Without the pictures, set down the records below word for word.

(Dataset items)
####

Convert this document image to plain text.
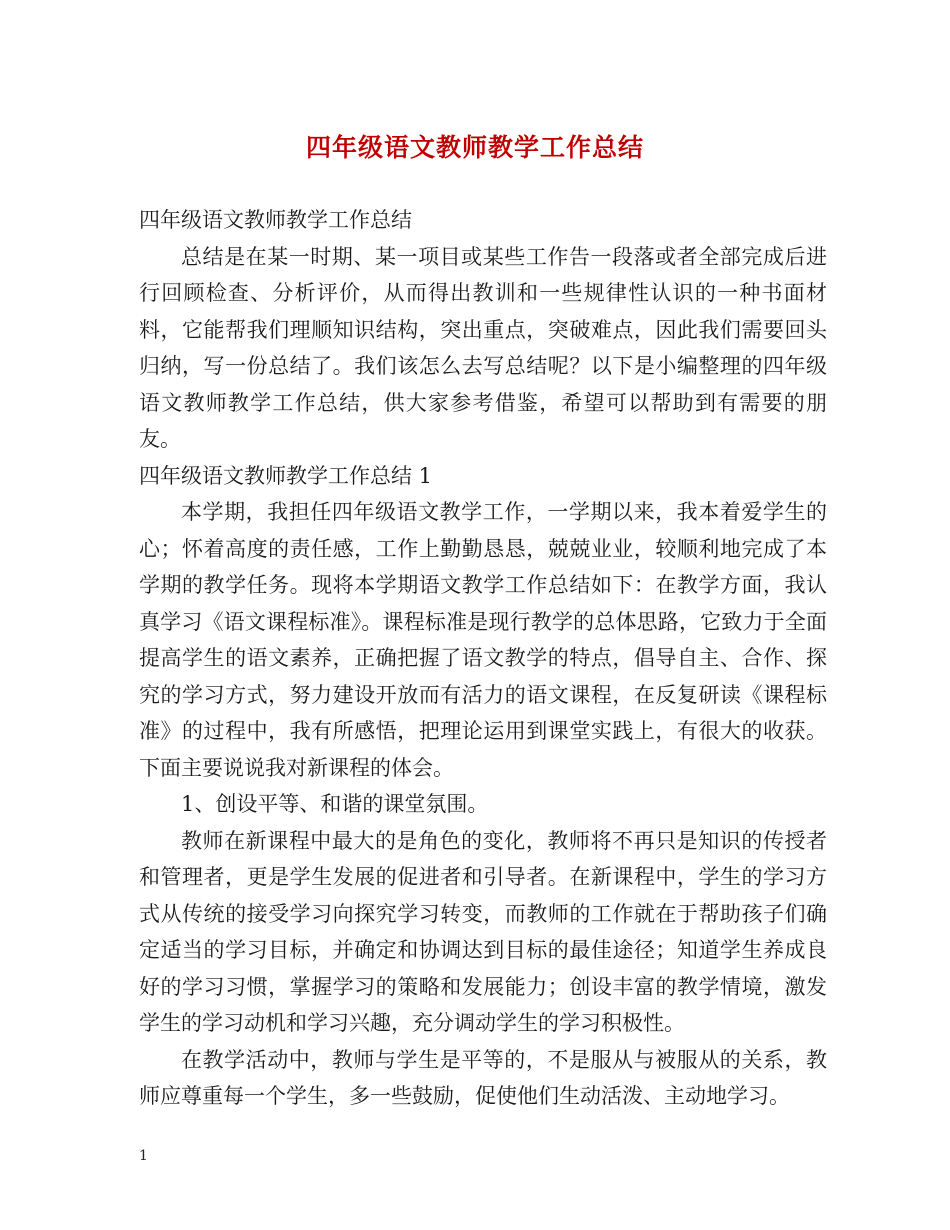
四年级语文教师教学工作总结

四年级语文教师教学工作总结

总结是在某一时期、某一项目或某些工作告一段落或者全部完成后进行回顾检查、分析评价，从而得出教训和一些规律性认识的一种书面材料，它能帮我们理顺知识结构，突出重点，突破难点，因此我们需要回头归纳，写一份总结了。我们该怎么去写总结呢？以下是小编整理的四年级语文教师教学工作总结，供大家参考借鉴，希望可以帮助到有需要的朋友。

四年级语文教师教学工作总结 1

本学期，我担任四年级语文教学工作，一学期以来，我本着爱学生的心；怀着高度的责任感，工作上勤勤恳恳，兢兢业业，较顺利地完成了本学期的教学任务。现将本学期语文教学工作总结如下：在教学方面，我认真学习《语文课程标准》。课程标准是现行教学的总体思路，它致力于全面提高学生的语文素养，正确把握了语文教学的特点，倡导自主、合作、探究的学习方式，努力建设开放而有活力的语文课程，在反复研读《课程标准》的过程中，我有所感悟，把理论运用到课堂实践上，有很大的收获。下面主要说说我对新课程的体会。

1、创设平等、和谐的课堂氛围。

教师在新课程中最大的是角色的变化，教师将不再只是知识的传授者和管理者，更是学生发展的促进者和引导者。在新课程中，学生的学习方式从传统的接受学习向探究学习转变，而教师的工作就在于帮助孩子们确定适当的学习目标，并确定和协调达到目标的最佳途径；知道学生养成良好的学习习惯，掌握学习的策略和发展能力；创设丰富的教学情境，激发学生的学习动机和学习兴趣，充分调动学生的学习积极性。

在教学活动中，教师与学生是平等的，不是服从与被服从的关系，教师应尊重每一个学生，多一些鼓励，促使他们生动活泼、主动地学习。

1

####

## Solution for this exercise
Convert this document image to plain text.
四年级语文教师教学工作总结

四年级语文教师教学工作总结

总结是在某一时期、某一项目或某些工作告一段落或者全部完成后进行回顾检查、分析评价，从而得出教训和一些规律性认识的一种书面材料，它能帮我们理顺知识结构，突出重点，突破难点，因此我们需要回头归纳，写一份总结了。我们该怎么去写总结呢？以下是小编整理的四年级语文教师教学工作总结，供大家参考借鉴，希望可以帮助到有需要的朋友。

四年级语文教师教学工作总结 1

本学期，我担任四年级语文教学工作，一学期以来，我本着爱学生的心；怀着高度的责任感，工作上勤勤恳恳，兢兢业业，较顺利地完成了本学期的教学任务。现将本学期语文教学工作总结如下：在教学方面，我认真学习《语文课程标准》。课程标准是现行教学的总体思路，它致力于全面提高学生的语文素养，正确把握了语文教学的特点，倡导自主、合作、探究的学习方式，努力建设开放而有活力的语文课程，在反复研读《课程标准》的过程中，我有所感悟，把理论运用到课堂实践上，有很大的收获。下面主要说说我对新课程的体会。

1、创设平等、和谐的课堂氛围。

教师在新课程中最大的是角色的变化，教师将不再只是知识的传授者和管理者，更是学生发展的促进者和引导者。在新课程中，学生的学习方式从传统的接受学习向探究学习转变，而教师的工作就在于帮助孩子们确定适当的学习目标，并确定和协调达到目标的最佳途径；知道学生养成良好的学习习惯，掌握学习的策略和发展能力；创设丰富的教学情境，激发学生的学习动机和学习兴趣，充分调动学生的学习积极性。

在教学活动中，教师与学生是平等的，不是服从与被服从的关系，教师应尊重每一个学生，多一些鼓励，促使他们生动活泼、主动地学习。

1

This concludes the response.